Work to be completed: Retype the material below line for line, keeping every character, number and bracket unchanged.

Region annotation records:
+ + + + +

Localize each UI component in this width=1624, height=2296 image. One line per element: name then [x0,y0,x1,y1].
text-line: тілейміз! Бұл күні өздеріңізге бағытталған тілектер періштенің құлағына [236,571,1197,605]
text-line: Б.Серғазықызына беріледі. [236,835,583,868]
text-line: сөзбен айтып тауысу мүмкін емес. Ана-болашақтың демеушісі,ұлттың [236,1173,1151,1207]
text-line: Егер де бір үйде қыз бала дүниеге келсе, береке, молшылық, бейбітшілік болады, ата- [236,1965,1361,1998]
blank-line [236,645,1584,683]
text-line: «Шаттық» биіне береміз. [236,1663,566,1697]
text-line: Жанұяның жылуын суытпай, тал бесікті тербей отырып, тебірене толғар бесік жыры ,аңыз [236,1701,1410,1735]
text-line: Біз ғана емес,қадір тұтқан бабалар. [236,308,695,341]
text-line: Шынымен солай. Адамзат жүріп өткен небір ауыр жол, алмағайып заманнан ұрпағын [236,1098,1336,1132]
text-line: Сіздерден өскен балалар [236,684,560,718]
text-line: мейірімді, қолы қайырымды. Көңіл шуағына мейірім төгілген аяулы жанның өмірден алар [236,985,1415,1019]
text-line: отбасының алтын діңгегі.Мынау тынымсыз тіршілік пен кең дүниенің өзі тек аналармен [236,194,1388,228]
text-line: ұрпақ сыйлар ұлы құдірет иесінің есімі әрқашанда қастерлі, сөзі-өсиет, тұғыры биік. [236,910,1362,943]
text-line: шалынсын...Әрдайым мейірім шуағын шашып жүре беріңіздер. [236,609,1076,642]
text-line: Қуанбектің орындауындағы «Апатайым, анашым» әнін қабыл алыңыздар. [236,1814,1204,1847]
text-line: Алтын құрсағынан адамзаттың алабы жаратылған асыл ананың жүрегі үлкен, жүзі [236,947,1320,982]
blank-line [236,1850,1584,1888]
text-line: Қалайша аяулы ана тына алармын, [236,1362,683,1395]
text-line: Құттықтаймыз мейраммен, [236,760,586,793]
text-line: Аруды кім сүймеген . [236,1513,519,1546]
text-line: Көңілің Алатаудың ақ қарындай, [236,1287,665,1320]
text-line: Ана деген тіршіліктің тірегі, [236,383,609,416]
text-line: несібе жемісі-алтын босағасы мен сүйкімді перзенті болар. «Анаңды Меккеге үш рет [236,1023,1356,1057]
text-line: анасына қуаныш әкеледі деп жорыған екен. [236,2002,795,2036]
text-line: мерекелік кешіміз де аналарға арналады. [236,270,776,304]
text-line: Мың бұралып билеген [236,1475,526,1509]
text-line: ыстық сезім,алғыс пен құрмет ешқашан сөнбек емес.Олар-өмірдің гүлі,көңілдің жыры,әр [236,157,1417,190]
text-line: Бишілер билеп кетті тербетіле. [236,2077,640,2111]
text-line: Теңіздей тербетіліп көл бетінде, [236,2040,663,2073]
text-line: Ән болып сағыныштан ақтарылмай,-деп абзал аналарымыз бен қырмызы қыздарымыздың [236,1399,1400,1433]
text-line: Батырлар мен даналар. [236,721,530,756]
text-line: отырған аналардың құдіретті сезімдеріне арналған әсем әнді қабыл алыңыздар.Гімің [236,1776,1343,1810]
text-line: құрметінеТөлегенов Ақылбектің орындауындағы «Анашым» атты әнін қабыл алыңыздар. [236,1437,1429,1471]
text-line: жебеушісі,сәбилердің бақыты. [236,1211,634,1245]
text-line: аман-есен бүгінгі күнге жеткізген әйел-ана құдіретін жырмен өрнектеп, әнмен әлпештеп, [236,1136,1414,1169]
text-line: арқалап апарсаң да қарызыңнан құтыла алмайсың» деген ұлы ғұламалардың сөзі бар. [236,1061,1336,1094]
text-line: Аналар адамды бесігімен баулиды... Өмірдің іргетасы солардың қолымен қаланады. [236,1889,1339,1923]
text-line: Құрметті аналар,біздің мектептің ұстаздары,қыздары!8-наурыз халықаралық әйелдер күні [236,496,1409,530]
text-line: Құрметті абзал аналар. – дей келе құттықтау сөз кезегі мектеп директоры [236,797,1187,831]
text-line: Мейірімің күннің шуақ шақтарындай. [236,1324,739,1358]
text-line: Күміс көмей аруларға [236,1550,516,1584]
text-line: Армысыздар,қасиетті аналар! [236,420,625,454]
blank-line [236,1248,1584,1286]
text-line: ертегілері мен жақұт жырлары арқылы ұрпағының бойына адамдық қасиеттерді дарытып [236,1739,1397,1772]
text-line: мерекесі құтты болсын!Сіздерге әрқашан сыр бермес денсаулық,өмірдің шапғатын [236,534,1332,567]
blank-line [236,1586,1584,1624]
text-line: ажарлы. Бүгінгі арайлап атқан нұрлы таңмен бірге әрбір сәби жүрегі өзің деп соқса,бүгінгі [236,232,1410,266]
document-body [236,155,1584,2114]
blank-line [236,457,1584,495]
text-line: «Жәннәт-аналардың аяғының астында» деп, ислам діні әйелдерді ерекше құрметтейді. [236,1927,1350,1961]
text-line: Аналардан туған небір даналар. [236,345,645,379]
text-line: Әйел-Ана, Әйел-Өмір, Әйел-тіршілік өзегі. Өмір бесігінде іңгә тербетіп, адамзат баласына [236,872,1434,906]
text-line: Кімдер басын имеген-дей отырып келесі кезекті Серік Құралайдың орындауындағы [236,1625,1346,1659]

+ + + + +

Problem solution:
Localize each UI component in this width=1624, height=2296 image. One line per element: name then [x0,y0,x1,y1].
text-line: тілейміз! Бұл күні өздеріңізге бағытталған тілектер періштенің құлағына [236,571,1197,605]
text-line: Б.Серғазықызына беріледі. [236,835,583,868]
text-line: сөзбен айтып тауысу мүмкін емес. Ана-болашақтың демеушісі,ұлттың [236,1173,1151,1207]
text-line: Егер де бір үйде қыз бала дүниеге келсе, береке, молшылық, бейбітшілік болады, ата- [236,1965,1361,1998]
blank-line [236,645,1584,683]
text-line: «Шаттық» биіне береміз. [236,1663,566,1697]
text-line: Жанұяның жылуын суытпай, тал бесікті тербей отырып, тебірене толғар бесік жыры ,аңыз [236,1701,1410,1735]
text-line: Біз ғана емес,қадір тұтқан бабалар. [236,308,695,341]
text-line: Шынымен солай. Адамзат жүріп өткен небір ауыр жол, алмағайып заманнан ұрпағын [236,1098,1336,1132]
text-line: Сіздерден өскен балалар [236,684,560,718]
text-line: мейірімді, қолы қайырымды. Көңіл шуағына мейірім төгілген аяулы жанның өмірден алар [236,985,1415,1019]
text-line: отбасының алтын діңгегі.Мынау тынымсыз тіршілік пен кең дүниенің өзі тек аналармен [236,194,1388,228]
text-line: ұрпақ сыйлар ұлы құдірет иесінің есімі әрқашанда қастерлі, сөзі-өсиет, тұғыры биік. [236,910,1362,943]
text-line: шалынсын...Әрдайым мейірім шуағын шашып жүре беріңіздер. [236,609,1076,642]
text-line: Қуанбектің орындауындағы «Апатайым, анашым» әнін қабыл алыңыздар. [236,1814,1204,1847]
text-line: Алтын құрсағынан адамзаттың алабы жаратылған асыл ананың жүрегі үлкен, жүзі [236,947,1320,982]
blank-line [236,1850,1584,1888]
text-line: Қалайша аяулы ана тына алармын, [236,1362,683,1395]
text-line: Құттықтаймыз мейраммен, [236,760,586,793]
text-line: Аруды кім сүймеген . [236,1513,519,1546]
text-line: Көңілің Алатаудың ақ қарындай, [236,1287,665,1320]
text-line: Ана деген тіршіліктің тірегі, [236,383,609,416]
text-line: несібе жемісі-алтын босағасы мен сүйкімді перзенті болар. «Анаңды Меккеге үш рет [236,1023,1356,1057]
text-line: анасына қуаныш әкеледі деп жорыған екен. [236,2002,795,2036]
text-line: мерекелік кешіміз де аналарға арналады. [236,270,776,304]
text-line: Мың бұралып билеген [236,1475,526,1509]
text-line: ыстық сезім,алғыс пен құрмет ешқашан сөнбек емес.Олар-өмірдің гүлі,көңілдің жыры,әр [236,157,1417,190]
text-line: Бишілер билеп кетті тербетіле. [236,2077,640,2111]
text-line: Теңіздей тербетіліп көл бетінде, [236,2040,663,2073]
text-line: Ән болып сағыныштан ақтарылмай,-деп абзал аналарымыз бен қырмызы қыздарымыздың [236,1399,1400,1433]
text-line: Батырлар мен даналар. [236,721,530,756]
text-line: отырған аналардың құдіретті сезімдеріне арналған әсем әнді қабыл алыңыздар.Гімің [236,1776,1343,1810]
text-line: құрметінеТөлегенов Ақылбектің орындауындағы «Анашым» атты әнін қабыл алыңыздар. [236,1437,1429,1471]
text-line: жебеушісі,сәбилердің бақыты. [236,1211,634,1245]
text-line: аман-есен бүгінгі күнге жеткізген әйел-ана құдіретін жырмен өрнектеп, әнмен әлпештеп, [236,1136,1414,1169]
text-line: арқалап апарсаң да қарызыңнан құтыла алмайсың» деген ұлы ғұламалардың сөзі бар. [236,1061,1336,1094]
text-line: Аналар адамды бесігімен баулиды... Өмірдің іргетасы солардың қолымен қаланады. [236,1889,1339,1923]
text-line: Құрметті аналар,біздің мектептің ұстаздары,қыздары!8-наурыз халықаралық әйелдер күні [236,496,1409,530]
text-line: Құрметті абзал аналар. – дей келе құттықтау сөз кезегі мектеп директоры [236,797,1187,831]
text-line: Мейірімің күннің шуақ шақтарындай. [236,1324,739,1358]
text-line: Күміс көмей аруларға [236,1550,516,1584]
text-line: Армысыздар,қасиетті аналар! [236,420,625,454]
blank-line [236,1248,1584,1286]
text-line: ертегілері мен жақұт жырлары арқылы ұрпағының бойына адамдық қасиеттерді дарытып [236,1739,1397,1772]
text-line: мерекесі құтты болсын!Сіздерге әрқашан сыр бермес денсаулық,өмірдің шапғатын [236,534,1332,567]
blank-line [236,1586,1584,1624]
text-line: ажарлы. Бүгінгі арайлап атқан нұрлы таңмен бірге әрбір сәби жүрегі өзің деп соқса,бүгінгі [236,232,1410,266]
document-body [236,155,1584,2114]
blank-line [236,457,1584,495]
text-line: «Жәннәт-аналардың аяғының астында» деп, ислам діні әйелдерді ерекше құрметтейді. [236,1927,1350,1961]
text-line: Аналардан туған небір даналар. [236,345,645,379]
text-line: Әйел-Ана, Әйел-Өмір, Әйел-тіршілік өзегі. Өмір бесігінде іңгә тербетіп, адамзат баласына [236,872,1434,906]
text-line: Кімдер басын имеген-дей отырып келесі кезекті Серік Құралайдың орындауындағы [236,1625,1346,1659]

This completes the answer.